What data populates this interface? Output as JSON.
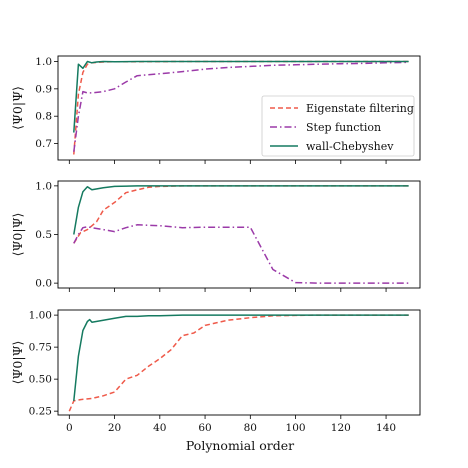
{
  "chart_data": {
    "type": "line",
    "xlabel": "Polynomial order",
    "xlim": [
      -5,
      155
    ],
    "xticks": [
      0,
      20,
      40,
      60,
      80,
      100,
      120,
      140
    ],
    "legend_placement": "lower-right (top panel)",
    "grid": false,
    "series_styles": [
      {
        "name": "Eigenstate filtering",
        "color": "#ef5a4a",
        "dash": "dashed"
      },
      {
        "name": "Step function",
        "color": "#9b3aa8",
        "dash": "dashdot"
      },
      {
        "name": "wall-Chebyshev",
        "color": "#157a60",
        "dash": "solid"
      }
    ],
    "panels": [
      {
        "ylabel": "⟨Ψ0|Ψ⟩",
        "ylim": [
          0.64,
          1.02
        ],
        "yticks": [
          {
            "v": 0.7,
            "t": "0.7"
          },
          {
            "v": 0.8,
            "t": "0.8"
          },
          {
            "v": 0.9,
            "t": "0.9"
          },
          {
            "v": 1.0,
            "t": "1.0"
          }
        ],
        "series": [
          {
            "name": "Eigenstate filtering",
            "x": [
              2,
              4,
              6,
              8,
              10,
              15,
              20,
              30,
              50,
              80,
              100,
              150
            ],
            "y": [
              0.66,
              0.88,
              0.96,
              0.99,
              0.995,
              0.998,
              0.999,
              0.999,
              1.0,
              1.0,
              1.0,
              1.0
            ]
          },
          {
            "name": "Step function",
            "x": [
              2,
              4,
              6,
              8,
              10,
              15,
              20,
              25,
              30,
              40,
              50,
              60,
              70,
              80,
              90,
              100,
              110,
              120,
              130,
              140,
              150
            ],
            "y": [
              0.67,
              0.8,
              0.89,
              0.885,
              0.885,
              0.89,
              0.9,
              0.925,
              0.948,
              0.955,
              0.963,
              0.972,
              0.978,
              0.982,
              0.986,
              0.988,
              0.99,
              0.992,
              0.993,
              0.995,
              0.997
            ]
          },
          {
            "name": "wall-Chebyshev",
            "x": [
              2,
              4,
              6,
              8,
              10,
              12,
              15,
              20,
              30,
              50,
              80,
              100,
              150
            ],
            "y": [
              0.74,
              0.99,
              0.975,
              1.0,
              0.995,
              0.998,
              1.0,
              0.999,
              1.0,
              1.0,
              1.0,
              1.0,
              1.0
            ]
          }
        ]
      },
      {
        "ylabel": "⟨Ψ0|Ψ⟩",
        "ylim": [
          -0.05,
          1.05
        ],
        "yticks": [
          {
            "v": 0.0,
            "t": "0.0"
          },
          {
            "v": 0.5,
            "t": "0.5"
          },
          {
            "v": 1.0,
            "t": "1.0"
          }
        ],
        "series": [
          {
            "name": "Eigenstate filtering",
            "x": [
              2,
              5,
              8,
              12,
              15,
              20,
              25,
              30,
              35,
              40,
              50,
              80,
              100,
              150
            ],
            "y": [
              0.41,
              0.52,
              0.55,
              0.63,
              0.75,
              0.83,
              0.93,
              0.96,
              0.985,
              0.995,
              1.0,
              1.0,
              1.0,
              1.0
            ]
          },
          {
            "name": "Step function",
            "x": [
              2,
              4,
              6,
              8,
              10,
              15,
              20,
              25,
              30,
              40,
              50,
              60,
              70,
              80,
              90,
              100,
              110,
              120,
              150
            ],
            "y": [
              0.41,
              0.5,
              0.57,
              0.58,
              0.57,
              0.55,
              0.53,
              0.57,
              0.6,
              0.59,
              0.57,
              0.575,
              0.575,
              0.575,
              0.14,
              0.005,
              0.0,
              0.0,
              0.0
            ]
          },
          {
            "name": "wall-Chebyshev",
            "x": [
              2,
              4,
              6,
              8,
              10,
              15,
              20,
              30,
              50,
              80,
              100,
              150
            ],
            "y": [
              0.5,
              0.78,
              0.94,
              0.99,
              0.96,
              0.98,
              0.995,
              1.0,
              1.0,
              1.0,
              1.0,
              1.0
            ]
          }
        ]
      },
      {
        "ylabel": "⟨Ψ0|Ψ⟩",
        "ylim": [
          0.22,
          1.04
        ],
        "yticks": [
          {
            "v": 0.25,
            "t": "0.25"
          },
          {
            "v": 0.5,
            "t": "0.50"
          },
          {
            "v": 0.75,
            "t": "0.75"
          },
          {
            "v": 1.0,
            "t": "1.00"
          }
        ],
        "series": [
          {
            "name": "Eigenstate filtering",
            "x": [
              0,
              2,
              5,
              10,
              15,
              20,
              25,
              30,
              35,
              40,
              45,
              50,
              55,
              60,
              70,
              80,
              90,
              100,
              110,
              150
            ],
            "y": [
              0.25,
              0.33,
              0.34,
              0.35,
              0.37,
              0.4,
              0.5,
              0.53,
              0.6,
              0.66,
              0.73,
              0.84,
              0.86,
              0.92,
              0.96,
              0.98,
              0.995,
              0.998,
              1.0,
              1.0
            ]
          },
          {
            "name": "wall-Chebyshev",
            "x": [
              2,
              4,
              6,
              8,
              9,
              10,
              15,
              20,
              25,
              30,
              35,
              40,
              50,
              80,
              150
            ],
            "y": [
              0.33,
              0.68,
              0.88,
              0.95,
              0.965,
              0.945,
              0.96,
              0.975,
              0.99,
              0.99,
              0.995,
              0.995,
              1.0,
              1.0,
              1.0
            ]
          }
        ]
      }
    ]
  }
}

### EXERCISE DESCRIPTION
Determine the number of lines in the listing that hold the word "dash", and supply that number and nothing further.

### RESPONSE BELOW
3